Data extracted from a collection

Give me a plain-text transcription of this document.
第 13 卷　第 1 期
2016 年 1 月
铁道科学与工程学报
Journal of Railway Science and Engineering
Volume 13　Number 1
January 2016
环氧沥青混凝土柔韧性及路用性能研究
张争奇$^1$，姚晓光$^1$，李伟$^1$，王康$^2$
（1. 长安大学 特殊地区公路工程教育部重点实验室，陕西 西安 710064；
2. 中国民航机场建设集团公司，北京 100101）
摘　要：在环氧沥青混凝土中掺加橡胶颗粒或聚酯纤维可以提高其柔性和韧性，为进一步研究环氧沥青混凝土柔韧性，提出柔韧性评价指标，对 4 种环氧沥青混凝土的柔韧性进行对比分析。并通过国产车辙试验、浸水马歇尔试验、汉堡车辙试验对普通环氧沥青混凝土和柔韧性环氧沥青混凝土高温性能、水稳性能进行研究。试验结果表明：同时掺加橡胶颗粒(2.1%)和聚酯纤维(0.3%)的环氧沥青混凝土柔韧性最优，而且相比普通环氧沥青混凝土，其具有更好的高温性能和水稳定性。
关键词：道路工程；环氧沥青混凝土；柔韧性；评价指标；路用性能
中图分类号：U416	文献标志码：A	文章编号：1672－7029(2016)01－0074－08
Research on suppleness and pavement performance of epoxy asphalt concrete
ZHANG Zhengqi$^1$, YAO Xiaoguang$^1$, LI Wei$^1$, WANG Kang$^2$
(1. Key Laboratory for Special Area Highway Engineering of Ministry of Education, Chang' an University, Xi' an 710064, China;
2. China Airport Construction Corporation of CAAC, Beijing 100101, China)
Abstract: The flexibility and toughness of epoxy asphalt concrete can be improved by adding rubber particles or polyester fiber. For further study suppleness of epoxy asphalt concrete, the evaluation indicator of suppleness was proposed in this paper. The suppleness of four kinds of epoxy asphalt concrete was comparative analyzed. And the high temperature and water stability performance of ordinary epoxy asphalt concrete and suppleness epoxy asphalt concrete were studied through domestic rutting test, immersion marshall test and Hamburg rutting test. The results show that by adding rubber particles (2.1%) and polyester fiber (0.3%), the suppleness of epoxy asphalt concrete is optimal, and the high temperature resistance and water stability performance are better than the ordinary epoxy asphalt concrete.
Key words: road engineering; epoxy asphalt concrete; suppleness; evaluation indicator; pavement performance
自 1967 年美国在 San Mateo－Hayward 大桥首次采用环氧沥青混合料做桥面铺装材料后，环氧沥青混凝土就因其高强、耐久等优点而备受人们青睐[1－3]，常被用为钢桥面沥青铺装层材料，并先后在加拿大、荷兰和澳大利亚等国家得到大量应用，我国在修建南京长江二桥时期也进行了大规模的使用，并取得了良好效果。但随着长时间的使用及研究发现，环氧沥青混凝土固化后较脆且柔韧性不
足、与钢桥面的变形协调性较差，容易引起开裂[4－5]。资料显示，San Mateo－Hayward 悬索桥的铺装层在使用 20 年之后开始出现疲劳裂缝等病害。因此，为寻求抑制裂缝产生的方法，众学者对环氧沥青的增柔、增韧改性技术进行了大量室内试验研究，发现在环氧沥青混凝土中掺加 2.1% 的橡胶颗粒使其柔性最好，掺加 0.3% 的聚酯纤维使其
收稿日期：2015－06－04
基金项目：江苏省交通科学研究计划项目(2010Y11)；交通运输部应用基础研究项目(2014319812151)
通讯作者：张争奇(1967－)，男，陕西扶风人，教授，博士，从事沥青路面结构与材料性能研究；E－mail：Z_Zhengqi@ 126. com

TASK INSTRUCTIONS → Exactly reproduce the material above.

PROBLEM SOLUTION →
Give me a plain-text transcription of this document.
第 13 卷　第 1 期
2016 年 1 月
铁道科学与工程学报
Journal of Railway Science and Engineering
Volume 13　Number 1
January 2016
环氧沥青混凝土柔韧性及路用性能研究
张争奇$^1$，姚晓光$^1$，李伟$^1$，王康$^2$
（1. 长安大学 特殊地区公路工程教育部重点实验室，陕西 西安 710064；
2. 中国民航机场建设集团公司，北京 100101）
摘　要：在环氧沥青混凝土中掺加橡胶颗粒或聚酯纤维可以提高其柔性和韧性，为进一步研究环氧沥青混凝土柔韧性，提出柔韧性评价指标，对 4 种环氧沥青混凝土的柔韧性进行对比分析。并通过国产车辙试验、浸水马歇尔试验、汉堡车辙试验对普通环氧沥青混凝土和柔韧性环氧沥青混凝土高温性能、水稳性能进行研究。试验结果表明：同时掺加橡胶颗粒(2.1%)和聚酯纤维(0.3%)的环氧沥青混凝土柔韧性最优，而且相比普通环氧沥青混凝土，其具有更好的高温性能和水稳定性。
关键词：道路工程；环氧沥青混凝土；柔韧性；评价指标；路用性能
中图分类号：U416	文献标志码：A	文章编号：1672－7029(2016)01－0074－08
Research on suppleness and pavement performance of epoxy asphalt concrete
ZHANG Zhengqi$^1$, YAO Xiaoguang$^1$, LI Wei$^1$, WANG Kang$^2$
(1. Key Laboratory for Special Area Highway Engineering of Ministry of Education, Chang' an University, Xi' an 710064, China;
2. China Airport Construction Corporation of CAAC, Beijing 100101, China)
Abstract: The flexibility and toughness of epoxy asphalt concrete can be improved by adding rubber particles or polyester fiber. For further study suppleness of epoxy asphalt concrete, the evaluation indicator of suppleness was proposed in this paper. The suppleness of four kinds of epoxy asphalt concrete was comparative analyzed. And the high temperature and water stability performance of ordinary epoxy asphalt concrete and suppleness epoxy asphalt concrete were studied through domestic rutting test, immersion marshall test and Hamburg rutting test. The results show that by adding rubber particles (2.1%) and polyester fiber (0.3%), the suppleness of epoxy asphalt concrete is optimal, and the high temperature resistance and water stability performance are better than the ordinary epoxy asphalt concrete.
Key words: road engineering; epoxy asphalt concrete; suppleness; evaluation indicator; pavement performance
自 1967 年美国在 San Mateo－Hayward 大桥首次采用环氧沥青混合料做桥面铺装材料后，环氧沥青混凝土就因其高强、耐久等优点而备受人们青睐[1－3]，常被用为钢桥面沥青铺装层材料，并先后在加拿大、荷兰和澳大利亚等国家得到大量应用，我国在修建南京长江二桥时期也进行了大规模的使用，并取得了良好效果。但随着长时间的使用及研究发现，环氧沥青混凝土固化后较脆且柔韧性不
足、与钢桥面的变形协调性较差，容易引起开裂[4－5]。资料显示，San Mateo－Hayward 悬索桥的铺装层在使用 20 年之后开始出现疲劳裂缝等病害。因此，为寻求抑制裂缝产生的方法，众学者对环氧沥青的增柔、增韧改性技术进行了大量室内试验研究，发现在环氧沥青混凝土中掺加 2.1% 的橡胶颗粒使其柔性最好，掺加 0.3% 的聚酯纤维使其
收稿日期：2015－06－04
基金项目：江苏省交通科学研究计划项目(2010Y11)；交通运输部应用基础研究项目(2014319812151)
通讯作者：张争奇(1967－)，男，陕西扶风人，教授，博士，从事沥青路面结构与材料性能研究；E－mail：Z_Zhengqi@ 126. com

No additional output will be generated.